Will you output all of the data below exactly, omitting the images?

▽

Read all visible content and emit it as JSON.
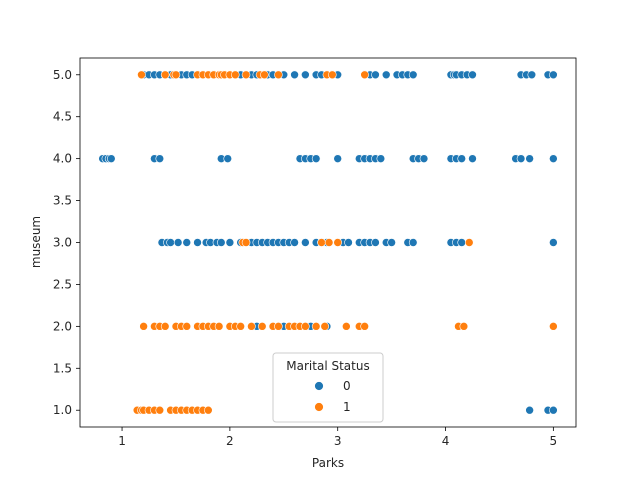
{
  "chart_data": {
    "type": "scatter",
    "title": "",
    "xlabel": "Parks",
    "ylabel": "museum",
    "xlim": [
      0.61,
      5.21
    ],
    "ylim": [
      0.8,
      5.2
    ],
    "xticks": [
      1,
      2,
      3,
      4,
      5
    ],
    "yticks": [
      1.0,
      1.5,
      2.0,
      2.5,
      3.0,
      3.5,
      4.0,
      4.5,
      5.0
    ],
    "ytick_labels": [
      "1.0",
      "1.5",
      "2.0",
      "2.5",
      "3.0",
      "3.5",
      "4.0",
      "4.5",
      "5.0"
    ],
    "grid": false,
    "legend": {
      "title": "Marital Status",
      "placement": "lower-center"
    },
    "series": [
      {
        "name": "0",
        "color": "#1f77b4",
        "points": [
          [
            1.2,
            5
          ],
          [
            1.25,
            5
          ],
          [
            1.3,
            5
          ],
          [
            1.35,
            5
          ],
          [
            1.4,
            5
          ],
          [
            1.45,
            5
          ],
          [
            1.55,
            5
          ],
          [
            1.6,
            5
          ],
          [
            1.65,
            5
          ],
          [
            1.75,
            5
          ],
          [
            1.85,
            5
          ],
          [
            1.95,
            5
          ],
          [
            2.05,
            5
          ],
          [
            2.1,
            5
          ],
          [
            2.2,
            5
          ],
          [
            2.25,
            5
          ],
          [
            2.35,
            5
          ],
          [
            2.4,
            5
          ],
          [
            2.5,
            5
          ],
          [
            2.6,
            5
          ],
          [
            2.7,
            5
          ],
          [
            2.8,
            5
          ],
          [
            2.85,
            5
          ],
          [
            2.95,
            5
          ],
          [
            3.0,
            5
          ],
          [
            3.25,
            5
          ],
          [
            3.3,
            5
          ],
          [
            3.35,
            5
          ],
          [
            3.45,
            5
          ],
          [
            3.55,
            5
          ],
          [
            3.6,
            5
          ],
          [
            3.65,
            5
          ],
          [
            3.7,
            5
          ],
          [
            4.05,
            5
          ],
          [
            4.08,
            5
          ],
          [
            4.1,
            5
          ],
          [
            4.15,
            5
          ],
          [
            4.2,
            5
          ],
          [
            4.25,
            5
          ],
          [
            4.7,
            5
          ],
          [
            4.75,
            5
          ],
          [
            4.8,
            5
          ],
          [
            4.95,
            5
          ],
          [
            5.0,
            5
          ],
          [
            0.82,
            4
          ],
          [
            0.85,
            4
          ],
          [
            0.88,
            4
          ],
          [
            0.9,
            4
          ],
          [
            1.3,
            4
          ],
          [
            1.35,
            4
          ],
          [
            1.92,
            4
          ],
          [
            1.98,
            4
          ],
          [
            2.65,
            4
          ],
          [
            2.7,
            4
          ],
          [
            2.75,
            4
          ],
          [
            2.8,
            4
          ],
          [
            3.0,
            4
          ],
          [
            3.2,
            4
          ],
          [
            3.25,
            4
          ],
          [
            3.3,
            4
          ],
          [
            3.35,
            4
          ],
          [
            3.4,
            4
          ],
          [
            3.7,
            4
          ],
          [
            3.75,
            4
          ],
          [
            3.8,
            4
          ],
          [
            4.05,
            4
          ],
          [
            4.1,
            4
          ],
          [
            4.15,
            4
          ],
          [
            4.25,
            4
          ],
          [
            4.65,
            4
          ],
          [
            4.7,
            4
          ],
          [
            4.78,
            4
          ],
          [
            5.0,
            4
          ],
          [
            1.37,
            3
          ],
          [
            1.42,
            3
          ],
          [
            1.45,
            3
          ],
          [
            1.52,
            3
          ],
          [
            1.6,
            3
          ],
          [
            1.7,
            3
          ],
          [
            1.78,
            3
          ],
          [
            1.82,
            3
          ],
          [
            1.88,
            3
          ],
          [
            1.92,
            3
          ],
          [
            2.0,
            3
          ],
          [
            2.1,
            3
          ],
          [
            2.2,
            3
          ],
          [
            2.25,
            3
          ],
          [
            2.3,
            3
          ],
          [
            2.35,
            3
          ],
          [
            2.4,
            3
          ],
          [
            2.45,
            3
          ],
          [
            2.5,
            3
          ],
          [
            2.55,
            3
          ],
          [
            2.6,
            3
          ],
          [
            2.7,
            3
          ],
          [
            2.8,
            3
          ],
          [
            2.85,
            3
          ],
          [
            2.9,
            3
          ],
          [
            3.0,
            3
          ],
          [
            3.05,
            3
          ],
          [
            3.1,
            3
          ],
          [
            3.2,
            3
          ],
          [
            3.25,
            3
          ],
          [
            3.3,
            3
          ],
          [
            3.35,
            3
          ],
          [
            3.45,
            3
          ],
          [
            3.5,
            3
          ],
          [
            3.65,
            3
          ],
          [
            3.7,
            3
          ],
          [
            4.05,
            3
          ],
          [
            4.1,
            3
          ],
          [
            4.15,
            3
          ],
          [
            5.0,
            3
          ],
          [
            2.25,
            2
          ],
          [
            2.5,
            2
          ],
          [
            2.75,
            2
          ],
          [
            2.9,
            2
          ],
          [
            4.78,
            1
          ],
          [
            4.95,
            1
          ],
          [
            5.0,
            1
          ]
        ]
      },
      {
        "name": "1",
        "color": "#ff7f0e",
        "points": [
          [
            1.18,
            5
          ],
          [
            1.4,
            5
          ],
          [
            1.48,
            5
          ],
          [
            1.5,
            5
          ],
          [
            1.7,
            5
          ],
          [
            1.75,
            5
          ],
          [
            1.8,
            5
          ],
          [
            1.85,
            5
          ],
          [
            1.9,
            5
          ],
          [
            1.92,
            5
          ],
          [
            1.95,
            5
          ],
          [
            2.0,
            5
          ],
          [
            2.05,
            5
          ],
          [
            2.15,
            5
          ],
          [
            2.28,
            5
          ],
          [
            2.32,
            5
          ],
          [
            2.45,
            5
          ],
          [
            2.9,
            5
          ],
          [
            2.95,
            5
          ],
          [
            3.25,
            5
          ],
          [
            2.12,
            3
          ],
          [
            2.15,
            3
          ],
          [
            2.85,
            3
          ],
          [
            2.92,
            3
          ],
          [
            3.0,
            3
          ],
          [
            4.22,
            3
          ],
          [
            1.2,
            2
          ],
          [
            1.3,
            2
          ],
          [
            1.35,
            2
          ],
          [
            1.4,
            2
          ],
          [
            1.5,
            2
          ],
          [
            1.55,
            2
          ],
          [
            1.6,
            2
          ],
          [
            1.7,
            2
          ],
          [
            1.75,
            2
          ],
          [
            1.8,
            2
          ],
          [
            1.85,
            2
          ],
          [
            1.9,
            2
          ],
          [
            2.0,
            2
          ],
          [
            2.05,
            2
          ],
          [
            2.1,
            2
          ],
          [
            2.2,
            2
          ],
          [
            2.3,
            2
          ],
          [
            2.4,
            2
          ],
          [
            2.45,
            2
          ],
          [
            2.55,
            2
          ],
          [
            2.6,
            2
          ],
          [
            2.65,
            2
          ],
          [
            2.7,
            2
          ],
          [
            2.8,
            2
          ],
          [
            2.88,
            2
          ],
          [
            3.08,
            2
          ],
          [
            3.2,
            2
          ],
          [
            3.25,
            2
          ],
          [
            4.12,
            2
          ],
          [
            4.17,
            2
          ],
          [
            5.0,
            2
          ],
          [
            1.14,
            1
          ],
          [
            1.18,
            1
          ],
          [
            1.2,
            1
          ],
          [
            1.25,
            1
          ],
          [
            1.3,
            1
          ],
          [
            1.35,
            1
          ],
          [
            1.45,
            1
          ],
          [
            1.5,
            1
          ],
          [
            1.55,
            1
          ],
          [
            1.6,
            1
          ],
          [
            1.65,
            1
          ],
          [
            1.7,
            1
          ],
          [
            1.75,
            1
          ],
          [
            1.8,
            1
          ]
        ]
      }
    ]
  }
}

△

> **TASK ANSWER**:
Read all visible content and emit it as JSON.
{
  "chart_data": {
    "type": "scatter",
    "title": "",
    "xlabel": "Parks",
    "ylabel": "museum",
    "xlim": [
      0.61,
      5.21
    ],
    "ylim": [
      0.8,
      5.2
    ],
    "xticks": [
      1,
      2,
      3,
      4,
      5
    ],
    "yticks": [
      1.0,
      1.5,
      2.0,
      2.5,
      3.0,
      3.5,
      4.0,
      4.5,
      5.0
    ],
    "ytick_labels": [
      "1.0",
      "1.5",
      "2.0",
      "2.5",
      "3.0",
      "3.5",
      "4.0",
      "4.5",
      "5.0"
    ],
    "grid": false,
    "legend": {
      "title": "Marital Status",
      "placement": "lower-center"
    },
    "series": [
      {
        "name": "0",
        "color": "#1f77b4",
        "points": [
          [
            1.2,
            5
          ],
          [
            1.25,
            5
          ],
          [
            1.3,
            5
          ],
          [
            1.35,
            5
          ],
          [
            1.4,
            5
          ],
          [
            1.45,
            5
          ],
          [
            1.55,
            5
          ],
          [
            1.6,
            5
          ],
          [
            1.65,
            5
          ],
          [
            1.75,
            5
          ],
          [
            1.85,
            5
          ],
          [
            1.95,
            5
          ],
          [
            2.05,
            5
          ],
          [
            2.1,
            5
          ],
          [
            2.2,
            5
          ],
          [
            2.25,
            5
          ],
          [
            2.35,
            5
          ],
          [
            2.4,
            5
          ],
          [
            2.5,
            5
          ],
          [
            2.6,
            5
          ],
          [
            2.7,
            5
          ],
          [
            2.8,
            5
          ],
          [
            2.85,
            5
          ],
          [
            2.95,
            5
          ],
          [
            3.0,
            5
          ],
          [
            3.25,
            5
          ],
          [
            3.3,
            5
          ],
          [
            3.35,
            5
          ],
          [
            3.45,
            5
          ],
          [
            3.55,
            5
          ],
          [
            3.6,
            5
          ],
          [
            3.65,
            5
          ],
          [
            3.7,
            5
          ],
          [
            4.05,
            5
          ],
          [
            4.08,
            5
          ],
          [
            4.1,
            5
          ],
          [
            4.15,
            5
          ],
          [
            4.2,
            5
          ],
          [
            4.25,
            5
          ],
          [
            4.7,
            5
          ],
          [
            4.75,
            5
          ],
          [
            4.8,
            5
          ],
          [
            4.95,
            5
          ],
          [
            5.0,
            5
          ],
          [
            0.82,
            4
          ],
          [
            0.85,
            4
          ],
          [
            0.88,
            4
          ],
          [
            0.9,
            4
          ],
          [
            1.3,
            4
          ],
          [
            1.35,
            4
          ],
          [
            1.92,
            4
          ],
          [
            1.98,
            4
          ],
          [
            2.65,
            4
          ],
          [
            2.7,
            4
          ],
          [
            2.75,
            4
          ],
          [
            2.8,
            4
          ],
          [
            3.0,
            4
          ],
          [
            3.2,
            4
          ],
          [
            3.25,
            4
          ],
          [
            3.3,
            4
          ],
          [
            3.35,
            4
          ],
          [
            3.4,
            4
          ],
          [
            3.7,
            4
          ],
          [
            3.75,
            4
          ],
          [
            3.8,
            4
          ],
          [
            4.05,
            4
          ],
          [
            4.1,
            4
          ],
          [
            4.15,
            4
          ],
          [
            4.25,
            4
          ],
          [
            4.65,
            4
          ],
          [
            4.7,
            4
          ],
          [
            4.78,
            4
          ],
          [
            5.0,
            4
          ],
          [
            1.37,
            3
          ],
          [
            1.42,
            3
          ],
          [
            1.45,
            3
          ],
          [
            1.52,
            3
          ],
          [
            1.6,
            3
          ],
          [
            1.7,
            3
          ],
          [
            1.78,
            3
          ],
          [
            1.82,
            3
          ],
          [
            1.88,
            3
          ],
          [
            1.92,
            3
          ],
          [
            2.0,
            3
          ],
          [
            2.1,
            3
          ],
          [
            2.2,
            3
          ],
          [
            2.25,
            3
          ],
          [
            2.3,
            3
          ],
          [
            2.35,
            3
          ],
          [
            2.4,
            3
          ],
          [
            2.45,
            3
          ],
          [
            2.5,
            3
          ],
          [
            2.55,
            3
          ],
          [
            2.6,
            3
          ],
          [
            2.7,
            3
          ],
          [
            2.8,
            3
          ],
          [
            2.85,
            3
          ],
          [
            2.9,
            3
          ],
          [
            3.0,
            3
          ],
          [
            3.05,
            3
          ],
          [
            3.1,
            3
          ],
          [
            3.2,
            3
          ],
          [
            3.25,
            3
          ],
          [
            3.3,
            3
          ],
          [
            3.35,
            3
          ],
          [
            3.45,
            3
          ],
          [
            3.5,
            3
          ],
          [
            3.65,
            3
          ],
          [
            3.7,
            3
          ],
          [
            4.05,
            3
          ],
          [
            4.1,
            3
          ],
          [
            4.15,
            3
          ],
          [
            5.0,
            3
          ],
          [
            2.25,
            2
          ],
          [
            2.5,
            2
          ],
          [
            2.75,
            2
          ],
          [
            2.9,
            2
          ],
          [
            4.78,
            1
          ],
          [
            4.95,
            1
          ],
          [
            5.0,
            1
          ]
        ]
      },
      {
        "name": "1",
        "color": "#ff7f0e",
        "points": [
          [
            1.18,
            5
          ],
          [
            1.4,
            5
          ],
          [
            1.48,
            5
          ],
          [
            1.5,
            5
          ],
          [
            1.7,
            5
          ],
          [
            1.75,
            5
          ],
          [
            1.8,
            5
          ],
          [
            1.85,
            5
          ],
          [
            1.9,
            5
          ],
          [
            1.92,
            5
          ],
          [
            1.95,
            5
          ],
          [
            2.0,
            5
          ],
          [
            2.05,
            5
          ],
          [
            2.15,
            5
          ],
          [
            2.28,
            5
          ],
          [
            2.32,
            5
          ],
          [
            2.45,
            5
          ],
          [
            2.9,
            5
          ],
          [
            2.95,
            5
          ],
          [
            3.25,
            5
          ],
          [
            2.12,
            3
          ],
          [
            2.15,
            3
          ],
          [
            2.85,
            3
          ],
          [
            2.92,
            3
          ],
          [
            3.0,
            3
          ],
          [
            4.22,
            3
          ],
          [
            1.2,
            2
          ],
          [
            1.3,
            2
          ],
          [
            1.35,
            2
          ],
          [
            1.4,
            2
          ],
          [
            1.5,
            2
          ],
          [
            1.55,
            2
          ],
          [
            1.6,
            2
          ],
          [
            1.7,
            2
          ],
          [
            1.75,
            2
          ],
          [
            1.8,
            2
          ],
          [
            1.85,
            2
          ],
          [
            1.9,
            2
          ],
          [
            2.0,
            2
          ],
          [
            2.05,
            2
          ],
          [
            2.1,
            2
          ],
          [
            2.2,
            2
          ],
          [
            2.3,
            2
          ],
          [
            2.4,
            2
          ],
          [
            2.45,
            2
          ],
          [
            2.55,
            2
          ],
          [
            2.6,
            2
          ],
          [
            2.65,
            2
          ],
          [
            2.7,
            2
          ],
          [
            2.8,
            2
          ],
          [
            2.88,
            2
          ],
          [
            3.08,
            2
          ],
          [
            3.2,
            2
          ],
          [
            3.25,
            2
          ],
          [
            4.12,
            2
          ],
          [
            4.17,
            2
          ],
          [
            5.0,
            2
          ],
          [
            1.14,
            1
          ],
          [
            1.18,
            1
          ],
          [
            1.2,
            1
          ],
          [
            1.25,
            1
          ],
          [
            1.3,
            1
          ],
          [
            1.35,
            1
          ],
          [
            1.45,
            1
          ],
          [
            1.5,
            1
          ],
          [
            1.55,
            1
          ],
          [
            1.6,
            1
          ],
          [
            1.65,
            1
          ],
          [
            1.7,
            1
          ],
          [
            1.75,
            1
          ],
          [
            1.8,
            1
          ]
        ]
      }
    ]
  }
}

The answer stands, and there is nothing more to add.